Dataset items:
^^^^^^^^
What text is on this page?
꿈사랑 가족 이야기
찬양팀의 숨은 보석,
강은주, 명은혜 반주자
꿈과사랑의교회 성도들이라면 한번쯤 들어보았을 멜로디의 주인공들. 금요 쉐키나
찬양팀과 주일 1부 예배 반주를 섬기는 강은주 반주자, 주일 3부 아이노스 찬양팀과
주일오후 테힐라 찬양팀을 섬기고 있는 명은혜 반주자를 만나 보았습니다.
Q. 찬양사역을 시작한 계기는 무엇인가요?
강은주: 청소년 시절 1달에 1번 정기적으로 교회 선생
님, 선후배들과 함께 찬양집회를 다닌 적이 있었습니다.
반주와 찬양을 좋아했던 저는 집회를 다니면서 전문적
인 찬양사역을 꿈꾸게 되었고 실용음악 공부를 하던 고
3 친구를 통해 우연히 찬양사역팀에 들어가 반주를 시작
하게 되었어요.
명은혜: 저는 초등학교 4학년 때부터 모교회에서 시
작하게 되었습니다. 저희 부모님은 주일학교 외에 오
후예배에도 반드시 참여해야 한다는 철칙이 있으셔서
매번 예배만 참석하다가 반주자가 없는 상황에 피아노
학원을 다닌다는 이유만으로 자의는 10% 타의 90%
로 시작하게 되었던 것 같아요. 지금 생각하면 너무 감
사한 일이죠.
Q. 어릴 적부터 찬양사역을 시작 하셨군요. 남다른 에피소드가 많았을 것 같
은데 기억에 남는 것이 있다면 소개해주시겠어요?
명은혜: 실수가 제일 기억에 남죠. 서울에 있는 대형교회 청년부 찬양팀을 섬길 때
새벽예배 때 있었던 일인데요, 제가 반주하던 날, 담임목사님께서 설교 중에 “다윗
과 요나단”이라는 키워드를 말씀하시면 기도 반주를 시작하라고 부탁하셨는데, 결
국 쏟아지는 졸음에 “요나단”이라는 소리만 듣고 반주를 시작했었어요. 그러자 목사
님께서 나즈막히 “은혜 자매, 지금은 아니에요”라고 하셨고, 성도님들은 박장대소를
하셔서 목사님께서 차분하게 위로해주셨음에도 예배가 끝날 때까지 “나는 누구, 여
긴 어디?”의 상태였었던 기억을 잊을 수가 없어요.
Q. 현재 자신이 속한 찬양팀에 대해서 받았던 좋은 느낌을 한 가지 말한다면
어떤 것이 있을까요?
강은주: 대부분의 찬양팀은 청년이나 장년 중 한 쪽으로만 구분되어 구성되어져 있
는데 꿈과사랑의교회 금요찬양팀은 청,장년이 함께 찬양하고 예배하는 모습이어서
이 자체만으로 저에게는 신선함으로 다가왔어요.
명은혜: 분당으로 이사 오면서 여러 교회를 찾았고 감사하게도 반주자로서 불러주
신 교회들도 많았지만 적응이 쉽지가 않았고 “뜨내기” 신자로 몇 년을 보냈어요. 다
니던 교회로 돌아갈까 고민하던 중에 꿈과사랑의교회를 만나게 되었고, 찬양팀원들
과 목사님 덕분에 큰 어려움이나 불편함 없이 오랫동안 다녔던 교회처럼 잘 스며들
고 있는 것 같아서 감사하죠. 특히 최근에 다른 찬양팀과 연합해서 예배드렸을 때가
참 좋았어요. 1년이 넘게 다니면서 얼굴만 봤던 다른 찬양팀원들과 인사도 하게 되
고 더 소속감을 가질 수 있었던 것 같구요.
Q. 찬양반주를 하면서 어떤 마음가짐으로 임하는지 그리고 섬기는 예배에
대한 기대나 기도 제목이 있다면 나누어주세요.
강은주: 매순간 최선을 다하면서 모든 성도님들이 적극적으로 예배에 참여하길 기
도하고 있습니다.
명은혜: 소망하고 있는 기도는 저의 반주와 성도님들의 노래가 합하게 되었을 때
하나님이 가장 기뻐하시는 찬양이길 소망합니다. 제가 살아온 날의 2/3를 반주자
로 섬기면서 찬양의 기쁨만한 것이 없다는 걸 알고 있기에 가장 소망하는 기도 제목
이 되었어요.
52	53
^^^^^^^^
> [Given task]:
Pick each line holding the word "찬양팀과" out of the listing.

> [Reply]:
찬양팀과 주일 1부 예배 반주를 섬기는 강은주 반주자, 주일 3부 아이노스 찬양팀과
고 있는 것 같아서 감사하죠. 특히 최근에 다른 찬양팀과 연합해서 예배드렸을 때가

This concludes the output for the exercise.